--- FRAGMENTO SELECCIONADO ---

Freud se refería a los gregarios en su Psicología de las masas y análisis del yo (1921), señalando que el instinto gregario puede entenderse como una forma de buscar validación o seguridad en uno mismo a través de la pertenencia a un grupo. Sin poner la menor objeción a esta teoría psicológica, yo prefiero asociar dicho concepto -para el tema que nos ocupa- a la imagen del ciclista que se sacrifica, en tal o cual etapa del Tour, el Giro o la Vuelta, para escoltar hasta la línea de meta a su jefe de filas.
En la competición sobre dos ruedas, se han dado en ocasiones lo que la prensa especializada llama gregarios de lujo. Hablo de vencedores del Tour de Francia como Greg LeMond o Laurent Fignon, que antes de convertirse en héroes de dicha prueba ejercieron durante los años 80 como subalternos del legendario Bernard Hinault. Luego llegaría su momento.
Si el destino recompensó años más tarde aquel sacrificio, este cuento moral de superación no se da tan fácilmente en otros ámbitos deportivos o creativos. Cualquier erudito de las artes plásticas sabe que Pedro Pablo Rubens o Andy Warhol tuvieron equipos ingentes de ayudantes trabajando para ellos con el fin de poder satisfacer la demanda de obras originales o múltiples. Sin embargo, nadie se ha preocupado jamás de consignar la lista completa o parcial de los colaboradores que pasaron por la Rubenhuis de Amberes o la Factory de la calle 47 neoyorquina.
Solo en el campo de la música popular, tan proclive a la fascinación por el dato nimio que marca la diferencia, los fans han puesto a los gregarios en el puesto de honor que los suplementos culturales les ha negado proverbialmente. Así, cualquier forofo de Bruce Springsteen puede recitar de corrido la alineación de la E. Street Band en sus años dorados, como si fuera el once (casi) inamovible del Real Madrid de las últimas Copas de Europa.

--- DATOS PROPORCIONADOS ---

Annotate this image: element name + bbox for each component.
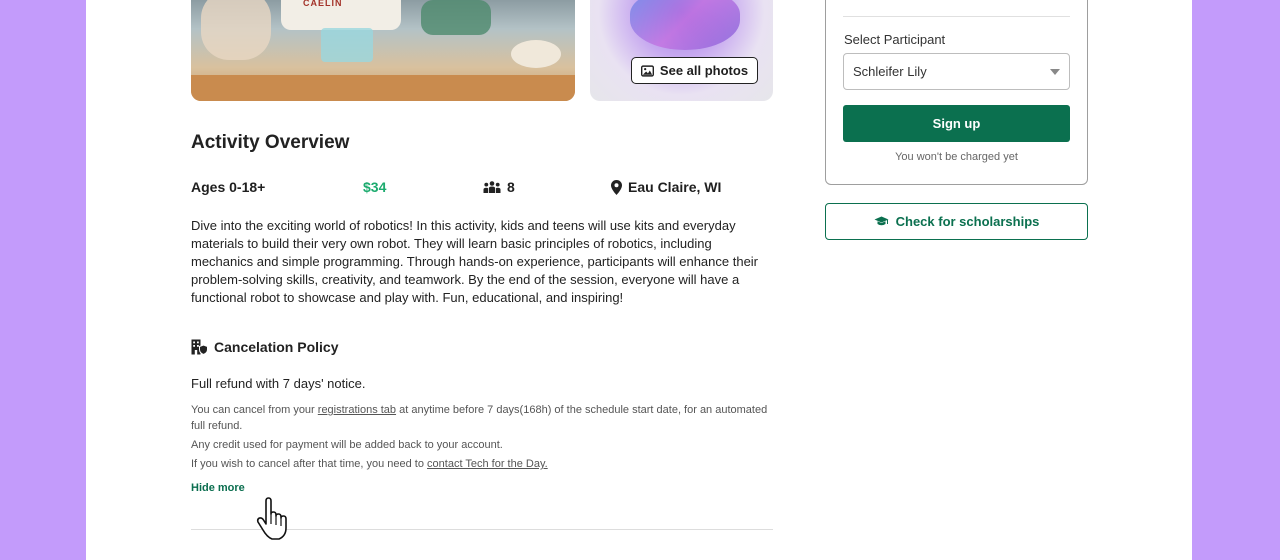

---

EJERCICIOS PROPUESTOS —
**a.** Indica si cada afirmación concuerda con el fragmento, con sí o no y las palabras exactas del texto que lo deciden: (i) Greg LeMond y Laurent Fignon fueron subalternos de Bernard Hinault en los años 80; (ii) alguien ha consignado la lista completa de los colaboradores de la Factory; (iii) el autor pone objeciones a la teoría de Freud.
**b.** Reescribe el pasaje del fragmento que empieza en "En la competición" y termina tras "llegaría su momento.", cambiando "subalternos" por "ayudantes".
**c.** Según el fragmento, ¿en qué calle estaba la Factory?
Para responder, usa únicamente el fragmento.

SOLUCIONES —
**a.**
(i) Sí: "ejercieron durante los años 80 como subalternos del legendario Bernard Hinault".
(ii) No: "nadie se ha preocupado jamás de consignar la lista completa o parcial de los colaboradores".
(iii) No: "Sin poner la menor objeción a esta teoría psicológica".

**b.**
En la competición sobre dos ruedas, se han dado en ocasiones lo que la prensa especializada llama gregarios de lujo. Hablo de vencedores del Tour de Francia como Greg LeMond o Laurent Fignon, que antes de convertirse en héroes de dicha prueba ejercieron durante los años 80 como ayudantes del legendario Bernard Hinault. Luego llegaría su momento.

**c.** En la calle 47 neoyorquina.